§ Instruction
Check every line of the entries below for the word "định", and copy the ones that have it.

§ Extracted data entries
--
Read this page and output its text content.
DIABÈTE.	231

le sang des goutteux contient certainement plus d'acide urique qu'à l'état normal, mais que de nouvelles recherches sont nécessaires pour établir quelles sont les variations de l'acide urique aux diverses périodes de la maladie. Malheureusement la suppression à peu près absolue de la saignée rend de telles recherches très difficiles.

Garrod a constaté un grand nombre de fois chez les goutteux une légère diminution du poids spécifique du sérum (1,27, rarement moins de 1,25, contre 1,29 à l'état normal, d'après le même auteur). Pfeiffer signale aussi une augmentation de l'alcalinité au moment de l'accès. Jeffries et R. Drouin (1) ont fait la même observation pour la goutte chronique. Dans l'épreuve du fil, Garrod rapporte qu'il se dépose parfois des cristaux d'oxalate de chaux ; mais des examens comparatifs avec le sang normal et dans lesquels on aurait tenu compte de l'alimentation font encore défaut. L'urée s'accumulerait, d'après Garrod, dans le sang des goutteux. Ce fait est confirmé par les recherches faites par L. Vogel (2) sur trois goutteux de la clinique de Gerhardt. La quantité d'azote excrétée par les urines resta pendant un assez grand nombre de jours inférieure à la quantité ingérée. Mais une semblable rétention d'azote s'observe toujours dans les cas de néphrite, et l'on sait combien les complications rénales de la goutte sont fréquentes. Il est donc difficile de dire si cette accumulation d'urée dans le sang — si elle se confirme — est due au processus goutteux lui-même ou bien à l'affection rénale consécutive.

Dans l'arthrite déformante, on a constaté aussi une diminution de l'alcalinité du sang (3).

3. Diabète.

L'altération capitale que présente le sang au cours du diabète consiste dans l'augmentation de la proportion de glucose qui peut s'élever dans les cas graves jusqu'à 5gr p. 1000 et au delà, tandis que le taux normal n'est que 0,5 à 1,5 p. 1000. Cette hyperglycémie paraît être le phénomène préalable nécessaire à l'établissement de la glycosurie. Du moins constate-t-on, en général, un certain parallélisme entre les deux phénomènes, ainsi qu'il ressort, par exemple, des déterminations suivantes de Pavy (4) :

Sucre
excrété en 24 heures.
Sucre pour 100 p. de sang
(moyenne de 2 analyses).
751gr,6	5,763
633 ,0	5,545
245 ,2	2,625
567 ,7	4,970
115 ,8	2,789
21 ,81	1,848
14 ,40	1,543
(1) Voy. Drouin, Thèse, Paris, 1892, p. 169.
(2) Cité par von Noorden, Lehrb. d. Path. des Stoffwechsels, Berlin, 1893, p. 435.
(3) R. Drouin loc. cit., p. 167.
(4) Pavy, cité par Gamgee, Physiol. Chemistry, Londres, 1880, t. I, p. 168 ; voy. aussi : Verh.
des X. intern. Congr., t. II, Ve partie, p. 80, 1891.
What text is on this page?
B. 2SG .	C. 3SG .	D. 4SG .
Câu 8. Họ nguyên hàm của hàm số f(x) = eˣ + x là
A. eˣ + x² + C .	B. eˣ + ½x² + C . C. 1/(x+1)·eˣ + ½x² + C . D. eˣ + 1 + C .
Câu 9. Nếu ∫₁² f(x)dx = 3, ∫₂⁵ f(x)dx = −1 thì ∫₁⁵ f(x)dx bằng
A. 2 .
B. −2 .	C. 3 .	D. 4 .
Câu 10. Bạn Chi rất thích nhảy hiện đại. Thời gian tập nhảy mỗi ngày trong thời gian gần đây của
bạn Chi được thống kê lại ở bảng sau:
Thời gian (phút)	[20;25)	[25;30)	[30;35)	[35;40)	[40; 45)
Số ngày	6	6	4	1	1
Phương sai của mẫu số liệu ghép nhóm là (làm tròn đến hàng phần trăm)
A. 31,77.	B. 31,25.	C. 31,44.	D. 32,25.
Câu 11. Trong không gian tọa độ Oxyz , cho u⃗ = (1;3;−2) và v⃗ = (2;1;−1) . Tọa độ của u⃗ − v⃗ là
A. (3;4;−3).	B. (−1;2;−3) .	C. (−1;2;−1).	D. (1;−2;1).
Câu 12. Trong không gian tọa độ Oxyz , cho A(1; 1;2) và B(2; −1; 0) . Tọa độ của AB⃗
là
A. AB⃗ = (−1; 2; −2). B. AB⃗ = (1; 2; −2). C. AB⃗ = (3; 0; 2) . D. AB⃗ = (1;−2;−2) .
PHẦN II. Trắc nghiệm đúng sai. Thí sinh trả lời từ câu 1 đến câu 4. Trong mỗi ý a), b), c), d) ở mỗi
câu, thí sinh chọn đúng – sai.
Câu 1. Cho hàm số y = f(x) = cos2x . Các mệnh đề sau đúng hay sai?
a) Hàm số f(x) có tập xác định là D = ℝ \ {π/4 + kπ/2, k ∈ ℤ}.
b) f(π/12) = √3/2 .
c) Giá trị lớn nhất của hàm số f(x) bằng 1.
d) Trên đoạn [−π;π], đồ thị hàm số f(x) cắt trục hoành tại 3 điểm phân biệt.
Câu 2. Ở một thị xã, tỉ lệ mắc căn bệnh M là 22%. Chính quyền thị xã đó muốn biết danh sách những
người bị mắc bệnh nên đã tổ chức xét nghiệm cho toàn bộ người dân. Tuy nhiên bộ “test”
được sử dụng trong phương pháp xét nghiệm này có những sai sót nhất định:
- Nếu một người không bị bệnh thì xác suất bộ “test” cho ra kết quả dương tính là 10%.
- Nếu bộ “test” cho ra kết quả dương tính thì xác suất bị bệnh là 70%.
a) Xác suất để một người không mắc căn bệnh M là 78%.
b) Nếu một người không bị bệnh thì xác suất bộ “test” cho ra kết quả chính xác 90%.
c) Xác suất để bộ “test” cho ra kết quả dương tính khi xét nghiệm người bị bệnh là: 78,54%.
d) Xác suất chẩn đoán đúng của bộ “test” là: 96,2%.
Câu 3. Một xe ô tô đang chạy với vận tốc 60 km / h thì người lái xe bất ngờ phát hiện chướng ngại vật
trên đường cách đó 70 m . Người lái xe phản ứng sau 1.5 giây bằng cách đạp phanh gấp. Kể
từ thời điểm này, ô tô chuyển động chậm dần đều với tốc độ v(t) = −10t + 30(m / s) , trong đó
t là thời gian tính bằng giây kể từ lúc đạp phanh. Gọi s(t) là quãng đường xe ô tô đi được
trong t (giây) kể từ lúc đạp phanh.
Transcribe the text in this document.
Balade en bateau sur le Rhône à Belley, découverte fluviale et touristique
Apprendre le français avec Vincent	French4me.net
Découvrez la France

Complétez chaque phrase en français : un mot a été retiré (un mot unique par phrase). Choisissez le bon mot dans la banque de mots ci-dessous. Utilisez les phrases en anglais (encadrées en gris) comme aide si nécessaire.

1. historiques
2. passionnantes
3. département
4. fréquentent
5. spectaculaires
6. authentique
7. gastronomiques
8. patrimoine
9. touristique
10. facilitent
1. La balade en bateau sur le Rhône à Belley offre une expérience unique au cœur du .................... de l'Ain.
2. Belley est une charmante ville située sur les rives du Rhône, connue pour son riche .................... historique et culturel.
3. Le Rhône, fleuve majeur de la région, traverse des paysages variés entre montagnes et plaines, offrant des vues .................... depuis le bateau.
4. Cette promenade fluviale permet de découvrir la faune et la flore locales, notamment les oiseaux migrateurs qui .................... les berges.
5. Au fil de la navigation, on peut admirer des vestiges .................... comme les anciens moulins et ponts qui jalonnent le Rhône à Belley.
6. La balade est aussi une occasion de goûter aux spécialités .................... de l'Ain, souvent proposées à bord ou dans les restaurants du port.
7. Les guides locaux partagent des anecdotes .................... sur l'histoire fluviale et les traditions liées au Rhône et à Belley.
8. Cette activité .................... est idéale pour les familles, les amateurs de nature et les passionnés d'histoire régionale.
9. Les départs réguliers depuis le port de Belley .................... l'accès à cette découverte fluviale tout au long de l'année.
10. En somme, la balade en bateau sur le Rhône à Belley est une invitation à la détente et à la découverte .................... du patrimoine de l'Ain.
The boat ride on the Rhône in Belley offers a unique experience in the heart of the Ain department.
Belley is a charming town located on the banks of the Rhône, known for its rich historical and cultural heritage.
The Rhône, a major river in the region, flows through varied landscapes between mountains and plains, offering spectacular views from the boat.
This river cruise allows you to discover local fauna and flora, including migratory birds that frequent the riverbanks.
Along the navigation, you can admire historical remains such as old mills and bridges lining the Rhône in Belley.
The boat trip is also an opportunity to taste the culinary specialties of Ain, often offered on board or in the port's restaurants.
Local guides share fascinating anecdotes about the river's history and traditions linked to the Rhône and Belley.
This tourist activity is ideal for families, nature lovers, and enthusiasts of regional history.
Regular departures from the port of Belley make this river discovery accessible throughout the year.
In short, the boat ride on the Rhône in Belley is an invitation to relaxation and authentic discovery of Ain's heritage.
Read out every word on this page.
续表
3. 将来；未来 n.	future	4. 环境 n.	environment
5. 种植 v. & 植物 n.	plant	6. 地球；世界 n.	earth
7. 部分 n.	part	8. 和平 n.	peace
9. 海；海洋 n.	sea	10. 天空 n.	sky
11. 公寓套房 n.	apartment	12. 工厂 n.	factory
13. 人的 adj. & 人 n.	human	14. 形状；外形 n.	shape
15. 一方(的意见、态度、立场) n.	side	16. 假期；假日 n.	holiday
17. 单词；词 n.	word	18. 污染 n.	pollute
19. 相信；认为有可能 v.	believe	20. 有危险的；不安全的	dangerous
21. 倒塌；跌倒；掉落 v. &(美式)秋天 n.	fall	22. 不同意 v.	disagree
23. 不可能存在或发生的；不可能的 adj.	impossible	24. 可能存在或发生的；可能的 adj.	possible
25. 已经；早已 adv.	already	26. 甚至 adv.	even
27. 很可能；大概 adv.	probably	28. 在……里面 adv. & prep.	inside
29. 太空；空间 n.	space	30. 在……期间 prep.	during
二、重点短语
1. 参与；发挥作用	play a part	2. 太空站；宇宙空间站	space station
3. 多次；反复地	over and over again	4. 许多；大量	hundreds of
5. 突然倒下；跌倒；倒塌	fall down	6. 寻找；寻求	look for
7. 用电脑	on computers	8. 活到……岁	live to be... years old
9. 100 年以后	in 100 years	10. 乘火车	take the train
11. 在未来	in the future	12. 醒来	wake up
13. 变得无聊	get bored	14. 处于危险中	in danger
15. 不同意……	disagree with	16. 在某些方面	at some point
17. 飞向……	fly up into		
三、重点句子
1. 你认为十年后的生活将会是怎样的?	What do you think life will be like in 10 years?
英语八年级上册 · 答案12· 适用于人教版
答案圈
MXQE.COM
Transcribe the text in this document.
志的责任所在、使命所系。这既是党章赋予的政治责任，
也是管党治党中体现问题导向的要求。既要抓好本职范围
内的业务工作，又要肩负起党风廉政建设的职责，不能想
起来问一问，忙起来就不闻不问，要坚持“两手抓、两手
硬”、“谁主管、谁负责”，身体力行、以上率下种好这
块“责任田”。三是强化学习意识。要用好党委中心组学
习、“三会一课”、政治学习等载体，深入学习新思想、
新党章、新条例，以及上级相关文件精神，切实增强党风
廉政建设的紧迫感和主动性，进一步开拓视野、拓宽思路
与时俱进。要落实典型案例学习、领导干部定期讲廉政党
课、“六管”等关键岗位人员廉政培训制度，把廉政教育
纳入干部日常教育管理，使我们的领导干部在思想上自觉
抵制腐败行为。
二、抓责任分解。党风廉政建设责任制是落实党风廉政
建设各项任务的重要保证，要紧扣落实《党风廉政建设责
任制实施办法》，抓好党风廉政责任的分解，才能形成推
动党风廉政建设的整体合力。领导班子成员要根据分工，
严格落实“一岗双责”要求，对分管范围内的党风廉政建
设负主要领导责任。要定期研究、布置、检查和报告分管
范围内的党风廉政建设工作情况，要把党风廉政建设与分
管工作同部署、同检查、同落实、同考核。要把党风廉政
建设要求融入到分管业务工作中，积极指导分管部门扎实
--
§ Exercise output
a) Hàm số f(x) có tập xác định là D = ℝ \ {π/4 + kπ/2, k ∈ ℤ}.
được sử dụng trong phương pháp xét nghiệm này có những sai sót nhất định:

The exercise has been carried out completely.